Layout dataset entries
+ + + + + + +
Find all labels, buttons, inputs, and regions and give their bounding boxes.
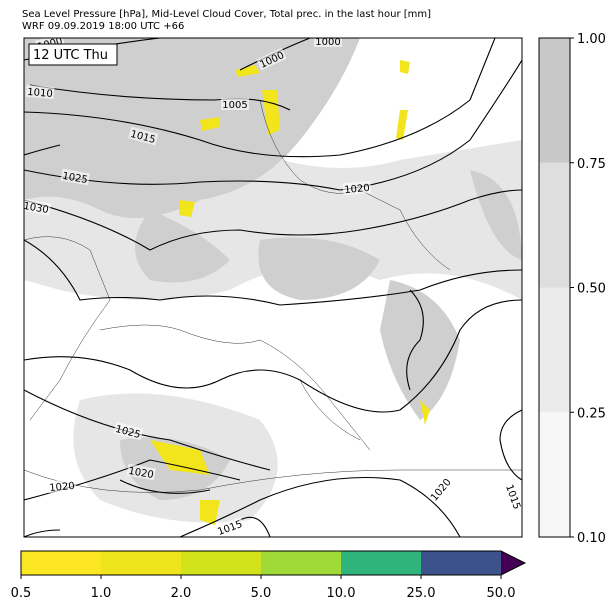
title-line: WRF 09.09.2019 18:00 UTC +66 [22, 21, 184, 32]
colorbar-tick-label: 0.5 [11, 586, 32, 601]
isobar-label-bg [24, 198, 52, 216]
isobar-label-bg [25, 84, 55, 100]
isobar-label-bg [214, 516, 245, 537]
isobar-label: 1000 [315, 37, 340, 48]
isobar-label-bg [426, 474, 454, 504]
colorbar-segment [101, 551, 181, 575]
colorbar-tick-label: 0.75 [577, 157, 606, 172]
colorbar-segment [21, 551, 101, 575]
isobar-label: 1025 [61, 171, 88, 186]
colorbar-tick-label: 25.0 [407, 586, 436, 601]
isobar-label-bg [47, 478, 77, 494]
isobar-label: 1030 [22, 201, 49, 216]
colorbar-tick-label: 50.0 [487, 586, 516, 601]
isobar-label-bg [342, 180, 372, 196]
cloud-colorbar: 0.10 0.25 0.50 0.75 1.00 [538, 32, 606, 546]
colorbar-tick-label: 0.50 [577, 282, 606, 297]
colorbar-segment [539, 162, 570, 288]
isobar-label-bg [113, 421, 144, 441]
colorbar-tick-label: 1.0 [91, 586, 112, 601]
colorbar-tick-label: 2.0 [171, 586, 192, 601]
isobar-label-bg [256, 47, 287, 71]
colorbar-tick-label: 1.00 [577, 32, 606, 47]
isobar-label-bg [126, 463, 157, 481]
isobar-label-bg [221, 98, 249, 110]
isobar-label: 1010 [27, 87, 53, 100]
title-line: Sea Level Pressure [hPa], Mid-Level Clou… [22, 9, 431, 20]
time-label: 12 UTC Thu [33, 48, 108, 63]
isobar-label: 1020 [49, 481, 75, 494]
colorbar-segment [421, 551, 501, 575]
colorbar-tick-label: 10.0 [327, 586, 356, 601]
isobar-label: 1020 [127, 466, 154, 481]
colorbar-frame [20, 550, 527, 576]
isobar-label-bg [128, 126, 159, 146]
isobar-label-bg [503, 481, 522, 512]
colorbar-segment [261, 551, 341, 575]
colorbar-tick-label: 5.0 [251, 586, 272, 601]
colorbar-segment [539, 412, 570, 537]
colorbar-tick-label: 0.10 [577, 531, 606, 546]
precip-colorbar: 0.5 1.0 2.0 5.0 10.0 25.0 50.0 [11, 550, 527, 601]
colorbar-extend [501, 551, 525, 575]
isobar-label: 1020 [344, 183, 370, 196]
isobar-label: 1005 [222, 100, 247, 111]
map: 1000100010001010100510151025103010201025… [22, 37, 523, 538]
time-box [28, 43, 118, 66]
colorbar-segment [539, 38, 570, 163]
colorbar-segment [341, 551, 421, 575]
isobar-label-bg [60, 168, 91, 186]
colorbar-segment [181, 551, 261, 575]
colorbar-tick-label: 0.25 [577, 406, 606, 421]
isobar-label-bg [314, 38, 342, 47]
colorbar-segment [539, 287, 570, 413]
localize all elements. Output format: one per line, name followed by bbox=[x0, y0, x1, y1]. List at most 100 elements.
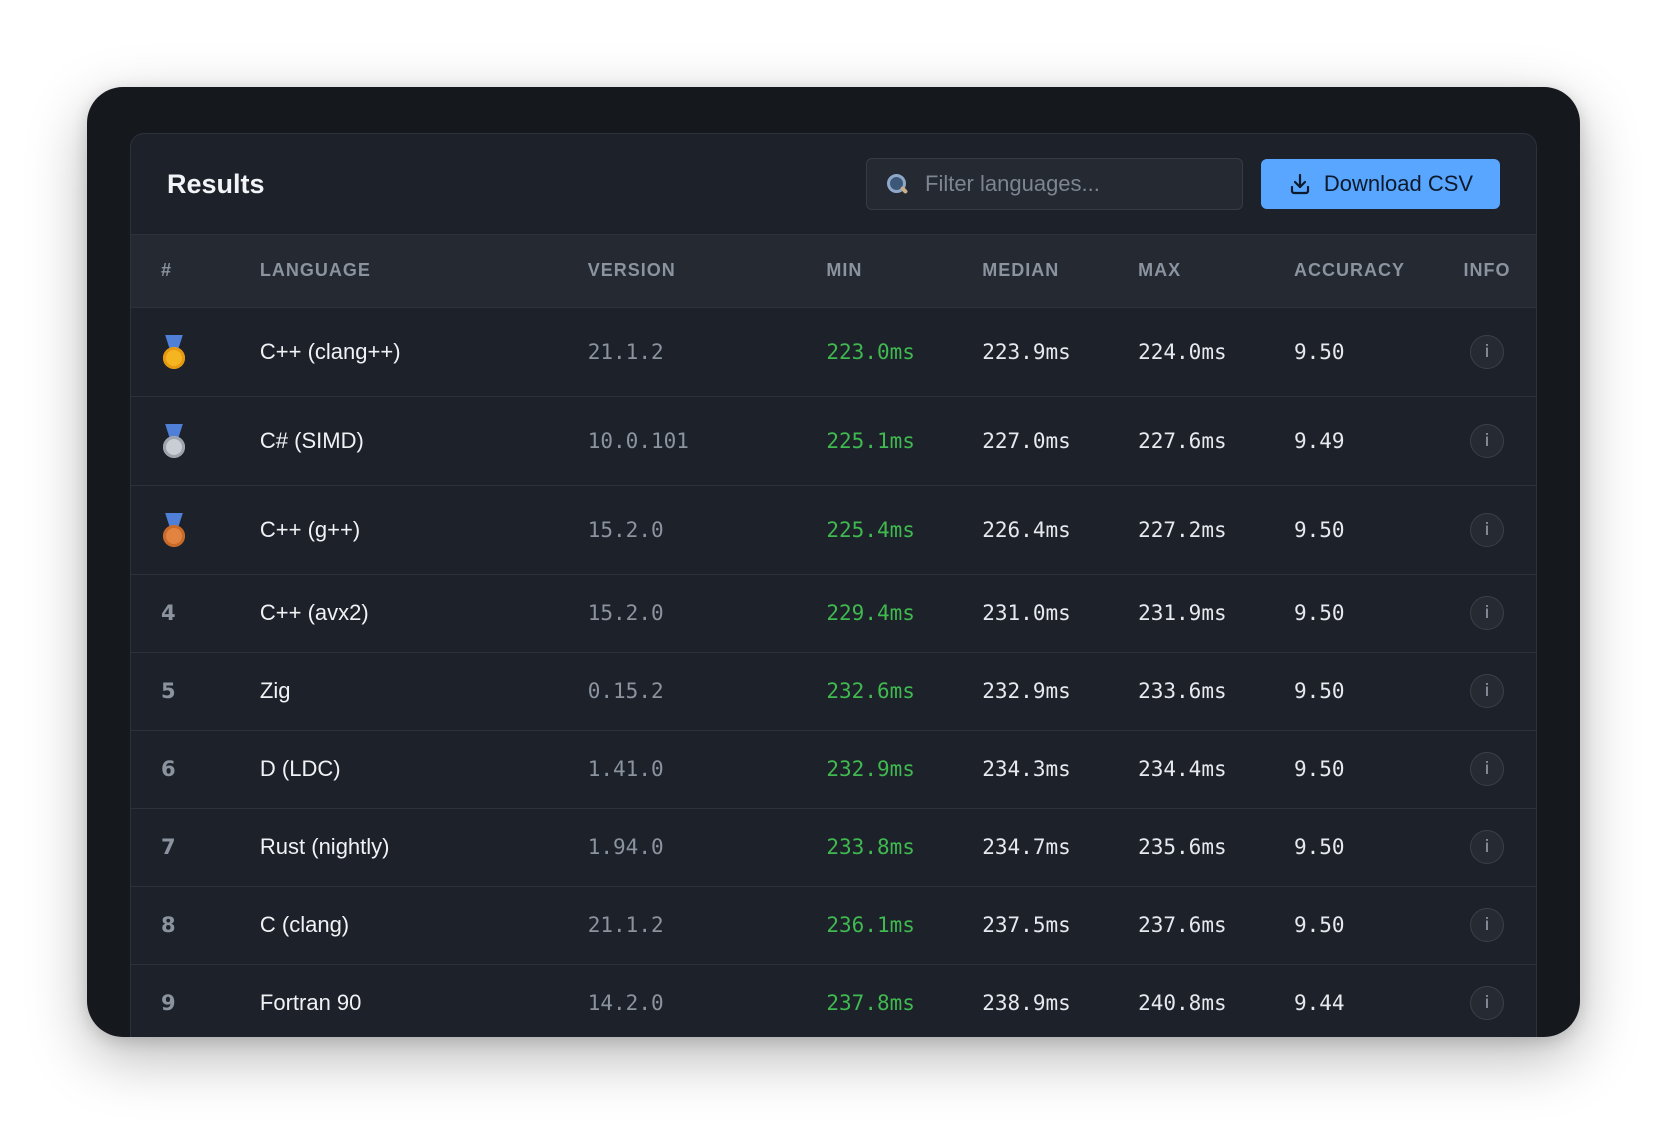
median-cell: 226.4ms bbox=[952, 485, 1109, 575]
info-icon[interactable]: i bbox=[1470, 334, 1505, 369]
version-cell: 15.2.0 bbox=[557, 574, 797, 653]
median-cell: 237.5ms bbox=[952, 886, 1109, 965]
table-row[interactable]: C++ (g++) 15.2.0 225.4ms 226.4ms 227.2ms… bbox=[131, 485, 1536, 575]
accuracy-cell: 9.44 bbox=[1263, 964, 1439, 1037]
gold-medal-icon bbox=[161, 334, 187, 369]
rank-cell: 7 bbox=[131, 808, 230, 887]
median-cell: 234.3ms bbox=[952, 730, 1109, 809]
language-cell: Zig bbox=[229, 652, 558, 731]
version-cell: 21.1.2 bbox=[557, 307, 797, 397]
app-frame: Results Download CSV # bbox=[87, 87, 1580, 1037]
column-header-median[interactable]: MEDIAN bbox=[952, 235, 1109, 308]
language-cell: D (LDC) bbox=[229, 730, 558, 809]
rank-cell: 4 bbox=[131, 574, 230, 653]
median-cell: 227.0ms bbox=[952, 396, 1109, 486]
results-table: # LANGUAGE VERSION MIN MEDIAN MAX ACCURA… bbox=[131, 235, 1536, 1037]
accuracy-cell: 9.49 bbox=[1263, 396, 1439, 486]
table-row[interactable]: 6 D (LDC) 1.41.0 232.9ms 234.3ms 234.4ms… bbox=[131, 730, 1536, 809]
version-cell: 10.0.101 bbox=[557, 396, 797, 486]
accuracy-cell: 9.50 bbox=[1263, 808, 1439, 887]
median-cell: 223.9ms bbox=[952, 307, 1109, 397]
language-cell: C++ (g++) bbox=[229, 485, 558, 575]
version-cell: 14.2.0 bbox=[557, 964, 797, 1037]
column-header-max[interactable]: MAX bbox=[1108, 235, 1264, 308]
info-icon[interactable]: i bbox=[1470, 752, 1505, 786]
median-cell: 231.0ms bbox=[952, 574, 1109, 653]
version-cell: 21.1.2 bbox=[557, 886, 797, 965]
column-header-rank[interactable]: # bbox=[131, 235, 230, 308]
max-cell: 224.0ms bbox=[1108, 307, 1264, 397]
table-row[interactable]: 9 Fortran 90 14.2.0 237.8ms 238.9ms 240.… bbox=[131, 964, 1536, 1037]
version-cell: 0.15.2 bbox=[557, 652, 797, 731]
min-cell: 232.6ms bbox=[796, 652, 953, 731]
rank-cell: 6 bbox=[131, 730, 230, 809]
accuracy-cell: 9.50 bbox=[1263, 574, 1439, 653]
info-icon[interactable]: i bbox=[1470, 423, 1505, 458]
info-icon[interactable]: i bbox=[1470, 908, 1505, 942]
max-cell: 234.4ms bbox=[1108, 730, 1264, 809]
info-icon[interactable]: i bbox=[1470, 674, 1505, 708]
panel-header: Results Download CSV bbox=[131, 134, 1536, 235]
max-cell: 240.8ms bbox=[1108, 964, 1264, 1037]
rank-cell: 5 bbox=[131, 652, 230, 731]
min-cell: 236.1ms bbox=[796, 886, 953, 965]
min-cell: 229.4ms bbox=[796, 574, 953, 653]
column-header-accuracy[interactable]: ACCURACY bbox=[1263, 235, 1439, 308]
table-row[interactable]: 8 C (clang) 21.1.2 236.1ms 237.5ms 237.6… bbox=[131, 886, 1536, 965]
column-header-language[interactable]: LANGUAGE bbox=[229, 235, 558, 308]
rank-cell bbox=[131, 485, 230, 575]
accuracy-cell: 9.50 bbox=[1263, 730, 1439, 809]
info-icon[interactable]: i bbox=[1470, 512, 1505, 547]
table-row[interactable]: 7 Rust (nightly) 1.94.0 233.8ms 234.7ms … bbox=[131, 808, 1536, 887]
language-cell: C# (SIMD) bbox=[229, 396, 558, 486]
download-icon bbox=[1288, 172, 1312, 196]
min-cell: 225.1ms bbox=[796, 396, 953, 486]
search-icon bbox=[885, 172, 909, 196]
max-cell: 227.6ms bbox=[1108, 396, 1264, 486]
column-header-min[interactable]: MIN bbox=[796, 235, 953, 308]
accuracy-cell: 9.50 bbox=[1263, 886, 1439, 965]
accuracy-cell: 9.50 bbox=[1263, 652, 1439, 731]
median-cell: 234.7ms bbox=[952, 808, 1109, 887]
accuracy-cell: 9.50 bbox=[1263, 485, 1439, 575]
column-header-info: INFO bbox=[1438, 235, 1536, 308]
median-cell: 232.9ms bbox=[952, 652, 1109, 731]
search-box[interactable] bbox=[866, 158, 1243, 210]
silver-medal-icon bbox=[161, 423, 187, 458]
table-row[interactable]: C# (SIMD) 10.0.101 225.1ms 227.0ms 227.6… bbox=[131, 396, 1536, 486]
version-cell: 15.2.0 bbox=[557, 485, 797, 575]
download-csv-button[interactable]: Download CSV bbox=[1261, 159, 1500, 209]
language-cell: C++ (avx2) bbox=[229, 574, 558, 653]
language-cell: Rust (nightly) bbox=[229, 808, 558, 887]
bronze-medal-icon bbox=[161, 512, 187, 547]
table-row[interactable]: C++ (clang++) 21.1.2 223.0ms 223.9ms 224… bbox=[131, 307, 1536, 397]
accuracy-cell: 9.50 bbox=[1263, 307, 1439, 397]
min-cell: 232.9ms bbox=[796, 730, 953, 809]
max-cell: 233.6ms bbox=[1108, 652, 1264, 731]
min-cell: 237.8ms bbox=[796, 964, 953, 1037]
rank-cell bbox=[131, 307, 230, 397]
info-icon[interactable]: i bbox=[1470, 596, 1505, 630]
max-cell: 235.6ms bbox=[1108, 808, 1264, 887]
median-cell: 238.9ms bbox=[952, 964, 1109, 1037]
rank-cell bbox=[131, 396, 230, 486]
info-icon[interactable]: i bbox=[1470, 830, 1505, 864]
max-cell: 227.2ms bbox=[1108, 485, 1264, 575]
rank-cell: 8 bbox=[131, 886, 230, 965]
language-cell: C (clang) bbox=[229, 886, 558, 965]
min-cell: 223.0ms bbox=[796, 307, 953, 397]
search-input[interactable] bbox=[925, 171, 1226, 197]
page-title: Results bbox=[167, 168, 265, 199]
min-cell: 225.4ms bbox=[796, 485, 953, 575]
download-csv-label: Download CSV bbox=[1323, 171, 1474, 196]
max-cell: 237.6ms bbox=[1108, 886, 1264, 965]
language-cell: C++ (clang++) bbox=[229, 307, 558, 397]
version-cell: 1.41.0 bbox=[557, 730, 797, 809]
rank-cell: 9 bbox=[131, 964, 230, 1037]
table-row[interactable]: 4 C++ (avx2) 15.2.0 229.4ms 231.0ms 231.… bbox=[131, 574, 1536, 653]
info-icon[interactable]: i bbox=[1470, 986, 1505, 1020]
column-header-version[interactable]: VERSION bbox=[557, 235, 797, 308]
max-cell: 231.9ms bbox=[1108, 574, 1264, 653]
min-cell: 233.8ms bbox=[796, 808, 953, 887]
table-row[interactable]: 5 Zig 0.15.2 232.6ms 232.9ms 233.6ms 9.5… bbox=[131, 652, 1536, 731]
+ + + + + + +
Aim of the exercise:
Reproduce verbatim the item lines from the line containing "title-line: WRF 09.09.2019" through the line containing "isobar-label: 1000 [315, 37, 340, 48]", with both of those lines included.

Result:
title-line: WRF 09.09.2019 18:00 UTC +66 [22, 21, 184, 32]
colorbar-tick-label: 0.5 [11, 586, 32, 601]
isobar-label-bg [24, 198, 52, 216]
isobar-label-bg [25, 84, 55, 100]
isobar-label-bg [214, 516, 245, 537]
isobar-label: 1000 [315, 37, 340, 48]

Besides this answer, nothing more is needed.